Work to complete
Copy out the stretch from the start of the records through the line that contains "legend-swatch-safe <box>54 234 65 246</box>", reproducing each line in full with nothing changed.

══ Task inputs

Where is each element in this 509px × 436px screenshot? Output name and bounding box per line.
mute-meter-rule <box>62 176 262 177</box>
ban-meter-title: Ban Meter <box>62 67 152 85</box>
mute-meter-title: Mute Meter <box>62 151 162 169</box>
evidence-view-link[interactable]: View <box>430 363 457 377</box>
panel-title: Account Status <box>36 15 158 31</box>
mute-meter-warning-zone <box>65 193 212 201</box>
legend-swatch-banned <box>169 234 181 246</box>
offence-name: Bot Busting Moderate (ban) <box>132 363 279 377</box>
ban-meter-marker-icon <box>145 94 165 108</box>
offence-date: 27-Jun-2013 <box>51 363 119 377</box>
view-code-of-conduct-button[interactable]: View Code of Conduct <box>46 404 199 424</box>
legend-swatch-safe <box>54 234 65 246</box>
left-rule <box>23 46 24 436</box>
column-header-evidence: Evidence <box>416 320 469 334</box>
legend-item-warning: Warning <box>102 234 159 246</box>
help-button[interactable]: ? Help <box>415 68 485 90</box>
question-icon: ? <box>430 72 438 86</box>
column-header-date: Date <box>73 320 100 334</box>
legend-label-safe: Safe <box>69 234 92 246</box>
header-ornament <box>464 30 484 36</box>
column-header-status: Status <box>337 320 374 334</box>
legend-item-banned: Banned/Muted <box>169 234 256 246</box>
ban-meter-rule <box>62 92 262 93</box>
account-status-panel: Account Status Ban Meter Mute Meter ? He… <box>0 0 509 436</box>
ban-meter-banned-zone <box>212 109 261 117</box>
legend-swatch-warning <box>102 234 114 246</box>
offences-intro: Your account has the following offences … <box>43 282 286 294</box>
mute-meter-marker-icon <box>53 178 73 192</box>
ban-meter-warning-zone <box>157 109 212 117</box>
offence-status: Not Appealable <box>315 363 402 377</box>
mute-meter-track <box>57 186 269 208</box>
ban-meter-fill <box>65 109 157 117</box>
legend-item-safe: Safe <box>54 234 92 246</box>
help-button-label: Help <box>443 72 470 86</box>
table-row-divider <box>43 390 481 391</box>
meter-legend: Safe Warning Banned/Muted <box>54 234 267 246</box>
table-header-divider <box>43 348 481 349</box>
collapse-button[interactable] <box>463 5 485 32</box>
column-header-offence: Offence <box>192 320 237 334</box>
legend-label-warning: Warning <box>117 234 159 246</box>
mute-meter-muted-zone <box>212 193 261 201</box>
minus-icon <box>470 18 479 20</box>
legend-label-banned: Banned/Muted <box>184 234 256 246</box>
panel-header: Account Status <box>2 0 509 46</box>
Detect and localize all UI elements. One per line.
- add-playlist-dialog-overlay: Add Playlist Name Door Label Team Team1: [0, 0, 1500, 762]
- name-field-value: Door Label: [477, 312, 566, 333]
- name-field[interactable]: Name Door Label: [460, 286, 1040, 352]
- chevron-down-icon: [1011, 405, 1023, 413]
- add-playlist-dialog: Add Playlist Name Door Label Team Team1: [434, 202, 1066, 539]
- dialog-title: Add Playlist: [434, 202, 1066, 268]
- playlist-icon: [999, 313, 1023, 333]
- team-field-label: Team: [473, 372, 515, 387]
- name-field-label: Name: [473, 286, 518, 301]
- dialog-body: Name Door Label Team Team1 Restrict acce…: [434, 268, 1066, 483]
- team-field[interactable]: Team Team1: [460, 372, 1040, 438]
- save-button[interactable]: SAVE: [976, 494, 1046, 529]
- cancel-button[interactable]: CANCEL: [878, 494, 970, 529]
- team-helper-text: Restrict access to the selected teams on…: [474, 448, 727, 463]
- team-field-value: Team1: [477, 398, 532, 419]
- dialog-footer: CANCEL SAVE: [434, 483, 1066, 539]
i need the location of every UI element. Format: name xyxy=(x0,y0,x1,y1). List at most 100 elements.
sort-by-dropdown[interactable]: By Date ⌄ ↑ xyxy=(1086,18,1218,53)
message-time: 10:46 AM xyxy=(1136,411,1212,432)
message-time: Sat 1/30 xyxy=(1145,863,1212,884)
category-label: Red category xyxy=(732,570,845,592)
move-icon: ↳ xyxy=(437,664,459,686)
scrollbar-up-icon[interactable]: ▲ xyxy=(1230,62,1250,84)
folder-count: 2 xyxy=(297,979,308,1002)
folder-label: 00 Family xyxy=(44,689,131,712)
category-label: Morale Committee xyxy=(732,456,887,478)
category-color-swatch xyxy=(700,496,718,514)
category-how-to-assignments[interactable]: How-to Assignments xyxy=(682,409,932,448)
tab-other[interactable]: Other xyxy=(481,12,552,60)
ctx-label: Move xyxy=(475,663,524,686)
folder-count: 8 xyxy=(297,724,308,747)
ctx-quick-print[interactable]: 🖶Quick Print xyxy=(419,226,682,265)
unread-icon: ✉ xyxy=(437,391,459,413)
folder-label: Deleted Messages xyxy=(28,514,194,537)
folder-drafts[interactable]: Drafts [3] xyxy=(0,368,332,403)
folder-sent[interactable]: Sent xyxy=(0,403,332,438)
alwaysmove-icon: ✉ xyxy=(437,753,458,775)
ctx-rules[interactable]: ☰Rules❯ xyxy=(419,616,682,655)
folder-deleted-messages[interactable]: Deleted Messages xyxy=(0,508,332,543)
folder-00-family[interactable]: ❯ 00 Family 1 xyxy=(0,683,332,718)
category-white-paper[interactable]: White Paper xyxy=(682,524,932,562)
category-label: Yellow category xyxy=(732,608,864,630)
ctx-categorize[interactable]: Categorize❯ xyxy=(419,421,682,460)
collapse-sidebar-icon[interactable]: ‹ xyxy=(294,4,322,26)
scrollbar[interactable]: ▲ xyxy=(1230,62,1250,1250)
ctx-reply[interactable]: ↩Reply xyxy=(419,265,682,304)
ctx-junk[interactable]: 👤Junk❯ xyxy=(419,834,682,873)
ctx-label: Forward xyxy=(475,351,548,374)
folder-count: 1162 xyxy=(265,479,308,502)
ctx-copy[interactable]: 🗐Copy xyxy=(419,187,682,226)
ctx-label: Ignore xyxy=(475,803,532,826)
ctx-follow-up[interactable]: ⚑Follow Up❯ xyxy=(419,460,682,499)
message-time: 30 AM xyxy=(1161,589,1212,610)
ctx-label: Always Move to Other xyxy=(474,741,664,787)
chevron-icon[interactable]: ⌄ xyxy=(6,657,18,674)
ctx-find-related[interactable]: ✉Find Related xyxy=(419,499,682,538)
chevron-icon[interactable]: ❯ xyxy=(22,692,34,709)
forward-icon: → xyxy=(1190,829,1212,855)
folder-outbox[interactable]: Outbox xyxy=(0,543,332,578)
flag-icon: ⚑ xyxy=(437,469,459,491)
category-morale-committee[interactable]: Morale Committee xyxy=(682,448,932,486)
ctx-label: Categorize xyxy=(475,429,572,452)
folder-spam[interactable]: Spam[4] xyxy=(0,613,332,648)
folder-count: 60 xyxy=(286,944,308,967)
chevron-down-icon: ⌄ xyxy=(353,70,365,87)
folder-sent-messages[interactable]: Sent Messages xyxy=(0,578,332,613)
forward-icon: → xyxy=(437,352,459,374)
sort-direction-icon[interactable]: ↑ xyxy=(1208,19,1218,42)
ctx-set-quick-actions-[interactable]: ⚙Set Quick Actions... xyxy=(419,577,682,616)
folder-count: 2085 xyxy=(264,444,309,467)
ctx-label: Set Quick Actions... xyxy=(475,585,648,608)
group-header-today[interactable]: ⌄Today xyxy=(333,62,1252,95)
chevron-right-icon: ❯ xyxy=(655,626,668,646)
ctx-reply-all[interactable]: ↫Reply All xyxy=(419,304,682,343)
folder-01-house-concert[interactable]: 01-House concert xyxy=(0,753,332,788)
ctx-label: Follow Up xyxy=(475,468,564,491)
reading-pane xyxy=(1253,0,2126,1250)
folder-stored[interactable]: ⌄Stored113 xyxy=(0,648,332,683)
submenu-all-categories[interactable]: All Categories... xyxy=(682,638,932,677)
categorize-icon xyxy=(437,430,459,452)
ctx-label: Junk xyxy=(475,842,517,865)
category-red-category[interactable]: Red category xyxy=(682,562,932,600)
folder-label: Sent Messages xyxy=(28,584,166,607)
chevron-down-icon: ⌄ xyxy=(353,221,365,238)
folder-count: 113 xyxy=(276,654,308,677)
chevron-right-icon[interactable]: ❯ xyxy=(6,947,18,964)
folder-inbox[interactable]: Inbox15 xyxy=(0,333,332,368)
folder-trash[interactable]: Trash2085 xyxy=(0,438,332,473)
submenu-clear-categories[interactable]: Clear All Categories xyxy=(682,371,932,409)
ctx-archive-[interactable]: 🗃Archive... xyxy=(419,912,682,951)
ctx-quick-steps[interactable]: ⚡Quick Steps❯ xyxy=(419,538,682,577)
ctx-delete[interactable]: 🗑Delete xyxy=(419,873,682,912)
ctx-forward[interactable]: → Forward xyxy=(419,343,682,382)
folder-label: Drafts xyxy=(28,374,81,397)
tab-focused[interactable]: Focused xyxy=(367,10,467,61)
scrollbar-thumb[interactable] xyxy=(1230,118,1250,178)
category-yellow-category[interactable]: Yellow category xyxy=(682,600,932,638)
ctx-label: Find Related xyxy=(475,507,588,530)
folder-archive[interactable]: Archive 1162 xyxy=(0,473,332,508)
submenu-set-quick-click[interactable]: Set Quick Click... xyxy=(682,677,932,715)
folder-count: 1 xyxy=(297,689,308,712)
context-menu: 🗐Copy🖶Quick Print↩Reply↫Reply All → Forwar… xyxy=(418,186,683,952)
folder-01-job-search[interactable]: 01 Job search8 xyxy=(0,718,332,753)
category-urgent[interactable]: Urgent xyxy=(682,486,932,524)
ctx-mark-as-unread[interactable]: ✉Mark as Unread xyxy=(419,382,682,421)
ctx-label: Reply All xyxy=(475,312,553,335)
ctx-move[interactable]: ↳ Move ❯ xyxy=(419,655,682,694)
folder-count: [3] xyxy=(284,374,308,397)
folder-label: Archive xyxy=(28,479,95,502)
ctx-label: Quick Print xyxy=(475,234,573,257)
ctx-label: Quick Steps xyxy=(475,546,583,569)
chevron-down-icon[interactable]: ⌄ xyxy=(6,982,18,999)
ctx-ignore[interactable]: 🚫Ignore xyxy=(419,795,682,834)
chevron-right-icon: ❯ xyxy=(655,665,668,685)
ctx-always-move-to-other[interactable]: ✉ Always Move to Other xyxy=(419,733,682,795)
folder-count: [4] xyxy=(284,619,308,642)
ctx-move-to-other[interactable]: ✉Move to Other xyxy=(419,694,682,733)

════

Worked solution
Where is each element in this 509px × 436px screenshot? Output name and bounding box per line.
mute-meter-rule <box>62 176 262 177</box>
ban-meter-title: Ban Meter <box>62 67 152 85</box>
mute-meter-title: Mute Meter <box>62 151 162 169</box>
evidence-view-link[interactable]: View <box>430 363 457 377</box>
panel-title: Account Status <box>36 15 158 31</box>
mute-meter-warning-zone <box>65 193 212 201</box>
legend-swatch-banned <box>169 234 181 246</box>
offence-name: Bot Busting Moderate (ban) <box>132 363 279 377</box>
ban-meter-marker-icon <box>145 94 165 108</box>
offence-date: 27-Jun-2013 <box>51 363 119 377</box>
view-code-of-conduct-button[interactable]: View Code of Conduct <box>46 404 199 424</box>
legend-swatch-safe <box>54 234 65 246</box>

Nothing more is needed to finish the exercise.